▸ **Aim**: Write out the data again in full, exactly as it reads.

________________________

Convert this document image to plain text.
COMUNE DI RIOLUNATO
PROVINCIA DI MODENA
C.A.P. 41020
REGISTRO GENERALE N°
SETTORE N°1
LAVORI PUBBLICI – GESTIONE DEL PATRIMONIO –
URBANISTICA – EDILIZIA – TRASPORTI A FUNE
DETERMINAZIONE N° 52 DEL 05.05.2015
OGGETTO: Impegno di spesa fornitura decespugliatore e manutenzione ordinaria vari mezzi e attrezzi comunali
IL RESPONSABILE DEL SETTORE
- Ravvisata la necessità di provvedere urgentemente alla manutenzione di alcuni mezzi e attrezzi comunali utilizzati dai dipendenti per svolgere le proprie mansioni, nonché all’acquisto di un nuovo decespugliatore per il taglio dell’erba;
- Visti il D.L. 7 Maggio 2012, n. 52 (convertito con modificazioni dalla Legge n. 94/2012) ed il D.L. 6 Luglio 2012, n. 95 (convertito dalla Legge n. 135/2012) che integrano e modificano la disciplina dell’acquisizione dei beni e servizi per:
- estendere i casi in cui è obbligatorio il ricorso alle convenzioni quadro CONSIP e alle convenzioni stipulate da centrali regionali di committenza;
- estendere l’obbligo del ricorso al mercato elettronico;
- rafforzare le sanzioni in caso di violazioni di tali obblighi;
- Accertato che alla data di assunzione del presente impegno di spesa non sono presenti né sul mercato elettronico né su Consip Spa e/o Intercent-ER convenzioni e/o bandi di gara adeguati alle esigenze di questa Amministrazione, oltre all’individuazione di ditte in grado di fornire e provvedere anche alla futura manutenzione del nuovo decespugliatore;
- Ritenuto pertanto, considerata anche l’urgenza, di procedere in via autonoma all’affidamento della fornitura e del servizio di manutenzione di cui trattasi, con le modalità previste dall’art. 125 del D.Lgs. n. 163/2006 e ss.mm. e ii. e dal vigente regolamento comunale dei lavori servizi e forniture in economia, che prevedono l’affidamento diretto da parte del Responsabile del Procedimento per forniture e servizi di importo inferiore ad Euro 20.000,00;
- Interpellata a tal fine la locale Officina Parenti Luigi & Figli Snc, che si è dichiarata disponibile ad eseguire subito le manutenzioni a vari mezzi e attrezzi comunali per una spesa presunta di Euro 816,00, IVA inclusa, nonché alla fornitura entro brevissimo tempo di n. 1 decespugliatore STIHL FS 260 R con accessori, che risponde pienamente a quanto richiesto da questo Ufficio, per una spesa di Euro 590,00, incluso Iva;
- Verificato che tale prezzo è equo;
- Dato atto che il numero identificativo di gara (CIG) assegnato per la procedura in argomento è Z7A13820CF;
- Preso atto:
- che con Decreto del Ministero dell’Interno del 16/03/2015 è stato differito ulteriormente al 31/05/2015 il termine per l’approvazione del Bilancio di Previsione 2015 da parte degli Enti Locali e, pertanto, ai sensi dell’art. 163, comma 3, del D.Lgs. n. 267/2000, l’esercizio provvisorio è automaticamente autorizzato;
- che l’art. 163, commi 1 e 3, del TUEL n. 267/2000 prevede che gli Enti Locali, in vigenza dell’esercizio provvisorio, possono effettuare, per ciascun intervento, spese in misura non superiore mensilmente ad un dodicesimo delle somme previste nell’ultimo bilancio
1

________________________

▸ **Correct response**:
Convert this document image to plain text.
COMUNE DI RIOLUNATO
PROVINCIA DI MODENA
C.A.P. 41020
REGISTRO GENERALE N°
SETTORE N°1
LAVORI PUBBLICI – GESTIONE DEL PATRIMONIO –
URBANISTICA – EDILIZIA – TRASPORTI A FUNE
DETERMINAZIONE N° 52 DEL 05.05.2015
OGGETTO: Impegno di spesa fornitura decespugliatore e manutenzione ordinaria vari mezzi e attrezzi comunali
IL RESPONSABILE DEL SETTORE
- Ravvisata la necessità di provvedere urgentemente alla manutenzione di alcuni mezzi e attrezzi comunali utilizzati dai dipendenti per svolgere le proprie mansioni, nonché all’acquisto di un nuovo decespugliatore per il taglio dell’erba;
- Visti il D.L. 7 Maggio 2012, n. 52 (convertito con modificazioni dalla Legge n. 94/2012) ed il D.L. 6 Luglio 2012, n. 95 (convertito dalla Legge n. 135/2012) che integrano e modificano la disciplina dell’acquisizione dei beni e servizi per:
- estendere i casi in cui è obbligatorio il ricorso alle convenzioni quadro CONSIP e alle convenzioni stipulate da centrali regionali di committenza;
- estendere l’obbligo del ricorso al mercato elettronico;
- rafforzare le sanzioni in caso di violazioni di tali obblighi;
- Accertato che alla data di assunzione del presente impegno di spesa non sono presenti né sul mercato elettronico né su Consip Spa e/o Intercent-ER convenzioni e/o bandi di gara adeguati alle esigenze di questa Amministrazione, oltre all’individuazione di ditte in grado di fornire e provvedere anche alla futura manutenzione del nuovo decespugliatore;
- Ritenuto pertanto, considerata anche l’urgenza, di procedere in via autonoma all’affidamento della fornitura e del servizio di manutenzione di cui trattasi, con le modalità previste dall’art. 125 del D.Lgs. n. 163/2006 e ss.mm. e ii. e dal vigente regolamento comunale dei lavori servizi e forniture in economia, che prevedono l’affidamento diretto da parte del Responsabile del Procedimento per forniture e servizi di importo inferiore ad Euro 20.000,00;
- Interpellata a tal fine la locale Officina Parenti Luigi & Figli Snc, che si è dichiarata disponibile ad eseguire subito le manutenzioni a vari mezzi e attrezzi comunali per una spesa presunta di Euro 816,00, IVA inclusa, nonché alla fornitura entro brevissimo tempo di n. 1 decespugliatore STIHL FS 260 R con accessori, che risponde pienamente a quanto richiesto da questo Ufficio, per una spesa di Euro 590,00, incluso Iva;
- Verificato che tale prezzo è equo;
- Dato atto che il numero identificativo di gara (CIG) assegnato per la procedura in argomento è Z7A13820CF;
- Preso atto:
- che con Decreto del Ministero dell’Interno del 16/03/2015 è stato differito ulteriormente al 31/05/2015 il termine per l’approvazione del Bilancio di Previsione 2015 da parte degli Enti Locali e, pertanto, ai sensi dell’art. 163, comma 3, del D.Lgs. n. 267/2000, l’esercizio provvisorio è automaticamente autorizzato;
- che l’art. 163, commi 1 e 3, del TUEL n. 267/2000 prevede che gli Enti Locali, in vigenza dell’esercizio provvisorio, possono effettuare, per ciascun intervento, spese in misura non superiore mensilmente ad un dodicesimo delle somme previste nell’ultimo bilancio
1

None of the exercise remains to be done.